§ **DIRECTIONS FOR THIS TASK**: Quote all lines below exactly. Images stay out.

§ **AVAILABLE RECORDS**:
** Start **

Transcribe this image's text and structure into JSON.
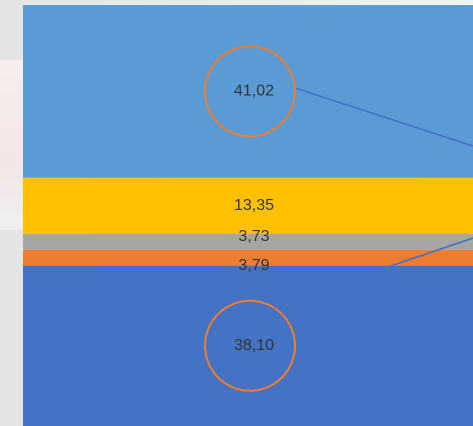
{
  "chart_data": {
    "type": "bar",
    "orientation": "vertical",
    "stacked": true,
    "categories": [
      ""
    ],
    "series": [
      {
        "values": [
          38.1
        ],
        "label": "38,10",
        "color": "#4472c4",
        "highlighted": true
      },
      {
        "values": [
          3.79
        ],
        "label": "3,79",
        "color": "#ed7d31",
        "highlighted": false
      },
      {
        "values": [
          3.73
        ],
        "label": "3,73",
        "color": "#a5a5a5",
        "highlighted": false
      },
      {
        "values": [
          13.35
        ],
        "label": "13,35",
        "color": "#ffc000",
        "highlighted": false
      },
      {
        "values": [
          41.02
        ],
        "label": "41,02",
        "color": "#5b9bd5",
        "highlighted": true
      }
    ],
    "ylim": [
      0,
      100
    ],
    "grid": false,
    "legend": "none",
    "title": "",
    "xlabel": "",
    "ylabel": ""
  },
  "colors": {
    "highlight_circle": "#ed7d31",
    "leader_line": "#4472c4"
  }
}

** End **

§ **TASK SOLUTION**:
Transcribe this image's text and structure into JSON.
{
  "chart_data": {
    "type": "bar",
    "orientation": "vertical",
    "stacked": true,
    "categories": [
      ""
    ],
    "series": [
      {
        "values": [
          38.1
        ],
        "label": "38,10",
        "color": "#4472c4",
        "highlighted": true
      },
      {
        "values": [
          3.79
        ],
        "label": "3,79",
        "color": "#ed7d31",
        "highlighted": false
      },
      {
        "values": [
          3.73
        ],
        "label": "3,73",
        "color": "#a5a5a5",
        "highlighted": false
      },
      {
        "values": [
          13.35
        ],
        "label": "13,35",
        "color": "#ffc000",
        "highlighted": false
      },
      {
        "values": [
          41.02
        ],
        "label": "41,02",
        "color": "#5b9bd5",
        "highlighted": true
      }
    ],
    "ylim": [
      0,
      100
    ],
    "grid": false,
    "legend": "none",
    "title": "",
    "xlabel": "",
    "ylabel": ""
  },
  "colors": {
    "highlight_circle": "#ed7d31",
    "leader_line": "#4472c4"
  }
}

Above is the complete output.